Of the lines in the listing, how many include the string "right"? Write the number and nothing else.

——————

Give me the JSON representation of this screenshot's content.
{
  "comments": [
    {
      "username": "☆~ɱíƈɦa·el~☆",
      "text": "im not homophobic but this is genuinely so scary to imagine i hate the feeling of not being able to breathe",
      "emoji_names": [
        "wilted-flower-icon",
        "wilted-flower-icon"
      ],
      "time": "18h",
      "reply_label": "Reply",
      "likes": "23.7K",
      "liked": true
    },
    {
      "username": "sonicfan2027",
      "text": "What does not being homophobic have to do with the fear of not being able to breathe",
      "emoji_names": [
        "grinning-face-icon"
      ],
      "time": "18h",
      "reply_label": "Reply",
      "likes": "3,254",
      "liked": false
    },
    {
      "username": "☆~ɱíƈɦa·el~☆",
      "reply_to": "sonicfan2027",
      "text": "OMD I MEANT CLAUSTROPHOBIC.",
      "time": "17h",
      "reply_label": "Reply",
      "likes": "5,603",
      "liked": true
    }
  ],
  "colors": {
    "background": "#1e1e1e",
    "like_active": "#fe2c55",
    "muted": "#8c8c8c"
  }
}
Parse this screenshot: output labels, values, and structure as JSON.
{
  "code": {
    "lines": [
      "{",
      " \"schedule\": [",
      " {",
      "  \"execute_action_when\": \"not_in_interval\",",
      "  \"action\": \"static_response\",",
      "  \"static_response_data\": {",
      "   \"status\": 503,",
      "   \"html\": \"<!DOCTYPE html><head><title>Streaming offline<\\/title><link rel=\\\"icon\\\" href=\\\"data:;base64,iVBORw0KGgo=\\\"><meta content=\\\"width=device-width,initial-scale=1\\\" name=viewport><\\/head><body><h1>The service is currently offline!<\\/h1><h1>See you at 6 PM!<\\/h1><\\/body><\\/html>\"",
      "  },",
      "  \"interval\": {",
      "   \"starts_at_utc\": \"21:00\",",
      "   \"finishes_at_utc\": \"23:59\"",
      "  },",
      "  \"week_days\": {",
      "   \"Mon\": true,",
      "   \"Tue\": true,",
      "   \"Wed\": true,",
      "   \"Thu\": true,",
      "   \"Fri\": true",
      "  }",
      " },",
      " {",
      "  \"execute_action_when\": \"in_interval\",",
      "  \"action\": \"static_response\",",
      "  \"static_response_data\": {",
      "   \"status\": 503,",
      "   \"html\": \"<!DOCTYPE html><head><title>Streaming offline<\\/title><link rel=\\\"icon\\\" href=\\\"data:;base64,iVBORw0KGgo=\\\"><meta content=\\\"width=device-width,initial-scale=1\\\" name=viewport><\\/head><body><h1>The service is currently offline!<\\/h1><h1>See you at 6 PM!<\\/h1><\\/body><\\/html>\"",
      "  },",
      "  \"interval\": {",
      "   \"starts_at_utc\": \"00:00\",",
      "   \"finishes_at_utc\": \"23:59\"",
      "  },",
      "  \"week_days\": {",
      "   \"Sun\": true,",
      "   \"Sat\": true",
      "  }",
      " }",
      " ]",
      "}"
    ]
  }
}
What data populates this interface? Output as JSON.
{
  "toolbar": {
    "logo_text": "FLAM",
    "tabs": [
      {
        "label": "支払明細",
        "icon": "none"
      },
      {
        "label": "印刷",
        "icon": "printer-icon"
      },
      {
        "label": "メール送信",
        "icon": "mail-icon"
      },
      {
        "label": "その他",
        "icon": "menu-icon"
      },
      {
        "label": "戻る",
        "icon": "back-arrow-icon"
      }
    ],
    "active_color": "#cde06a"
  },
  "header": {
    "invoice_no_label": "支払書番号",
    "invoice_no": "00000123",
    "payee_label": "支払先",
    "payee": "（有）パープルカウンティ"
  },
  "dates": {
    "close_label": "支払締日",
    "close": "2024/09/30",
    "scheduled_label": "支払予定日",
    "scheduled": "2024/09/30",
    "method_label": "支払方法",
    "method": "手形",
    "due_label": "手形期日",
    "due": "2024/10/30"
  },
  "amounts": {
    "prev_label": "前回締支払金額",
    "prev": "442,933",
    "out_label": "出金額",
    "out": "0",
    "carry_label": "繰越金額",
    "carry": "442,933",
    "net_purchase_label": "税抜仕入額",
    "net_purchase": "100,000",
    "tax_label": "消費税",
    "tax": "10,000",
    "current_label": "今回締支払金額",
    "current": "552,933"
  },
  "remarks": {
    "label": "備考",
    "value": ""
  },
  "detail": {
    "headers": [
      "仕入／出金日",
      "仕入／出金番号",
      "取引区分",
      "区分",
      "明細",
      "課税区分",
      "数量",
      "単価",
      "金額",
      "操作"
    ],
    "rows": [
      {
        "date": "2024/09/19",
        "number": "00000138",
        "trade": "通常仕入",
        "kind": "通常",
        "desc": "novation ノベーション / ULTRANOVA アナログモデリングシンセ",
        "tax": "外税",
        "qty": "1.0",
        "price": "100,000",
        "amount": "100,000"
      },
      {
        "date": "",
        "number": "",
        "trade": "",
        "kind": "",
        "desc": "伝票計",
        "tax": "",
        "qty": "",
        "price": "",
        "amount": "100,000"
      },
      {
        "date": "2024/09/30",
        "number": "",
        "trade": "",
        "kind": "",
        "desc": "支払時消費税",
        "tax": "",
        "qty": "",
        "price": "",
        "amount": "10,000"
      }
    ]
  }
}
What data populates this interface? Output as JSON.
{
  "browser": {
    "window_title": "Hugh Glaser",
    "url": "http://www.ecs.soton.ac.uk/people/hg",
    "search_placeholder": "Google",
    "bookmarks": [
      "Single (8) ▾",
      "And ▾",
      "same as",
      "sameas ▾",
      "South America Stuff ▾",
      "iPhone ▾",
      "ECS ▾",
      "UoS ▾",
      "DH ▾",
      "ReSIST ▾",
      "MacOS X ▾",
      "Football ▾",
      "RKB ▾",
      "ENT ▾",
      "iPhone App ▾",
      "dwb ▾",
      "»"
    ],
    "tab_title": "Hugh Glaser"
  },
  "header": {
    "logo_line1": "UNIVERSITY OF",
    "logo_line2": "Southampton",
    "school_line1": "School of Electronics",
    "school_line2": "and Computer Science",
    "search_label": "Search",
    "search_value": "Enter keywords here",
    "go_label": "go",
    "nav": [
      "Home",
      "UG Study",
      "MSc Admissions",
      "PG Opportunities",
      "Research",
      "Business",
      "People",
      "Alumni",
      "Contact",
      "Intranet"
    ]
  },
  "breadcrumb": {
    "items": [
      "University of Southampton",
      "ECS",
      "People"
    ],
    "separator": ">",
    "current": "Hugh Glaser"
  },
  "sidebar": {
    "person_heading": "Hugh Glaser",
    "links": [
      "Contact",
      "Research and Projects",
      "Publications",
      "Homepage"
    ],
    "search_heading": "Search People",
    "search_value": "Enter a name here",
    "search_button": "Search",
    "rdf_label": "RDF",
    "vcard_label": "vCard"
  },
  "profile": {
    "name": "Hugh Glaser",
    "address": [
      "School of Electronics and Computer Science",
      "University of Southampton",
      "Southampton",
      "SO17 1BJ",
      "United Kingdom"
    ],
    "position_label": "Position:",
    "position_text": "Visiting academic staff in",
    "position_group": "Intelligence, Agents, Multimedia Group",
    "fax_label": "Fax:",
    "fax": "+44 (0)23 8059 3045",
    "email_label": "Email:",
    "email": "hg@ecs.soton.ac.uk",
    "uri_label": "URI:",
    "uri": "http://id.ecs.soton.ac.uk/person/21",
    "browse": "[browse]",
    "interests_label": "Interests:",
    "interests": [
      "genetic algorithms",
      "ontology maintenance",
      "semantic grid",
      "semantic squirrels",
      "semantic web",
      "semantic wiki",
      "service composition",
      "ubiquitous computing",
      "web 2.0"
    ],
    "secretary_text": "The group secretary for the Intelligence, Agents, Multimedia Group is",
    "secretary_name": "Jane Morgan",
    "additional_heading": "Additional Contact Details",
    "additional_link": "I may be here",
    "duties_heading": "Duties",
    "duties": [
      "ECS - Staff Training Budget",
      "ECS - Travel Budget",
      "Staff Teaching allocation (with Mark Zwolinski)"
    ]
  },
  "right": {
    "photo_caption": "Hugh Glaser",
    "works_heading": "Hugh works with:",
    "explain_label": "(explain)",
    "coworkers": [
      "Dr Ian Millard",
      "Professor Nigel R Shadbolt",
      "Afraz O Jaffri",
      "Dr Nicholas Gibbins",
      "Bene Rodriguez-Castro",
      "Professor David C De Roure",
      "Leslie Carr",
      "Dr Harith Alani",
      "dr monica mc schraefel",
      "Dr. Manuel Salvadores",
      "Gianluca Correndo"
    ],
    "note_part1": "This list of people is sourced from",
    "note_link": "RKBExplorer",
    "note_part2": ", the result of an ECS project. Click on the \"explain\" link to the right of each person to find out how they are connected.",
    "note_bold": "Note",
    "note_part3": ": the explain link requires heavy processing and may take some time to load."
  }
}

——————

- **TASK OUTPUT**
2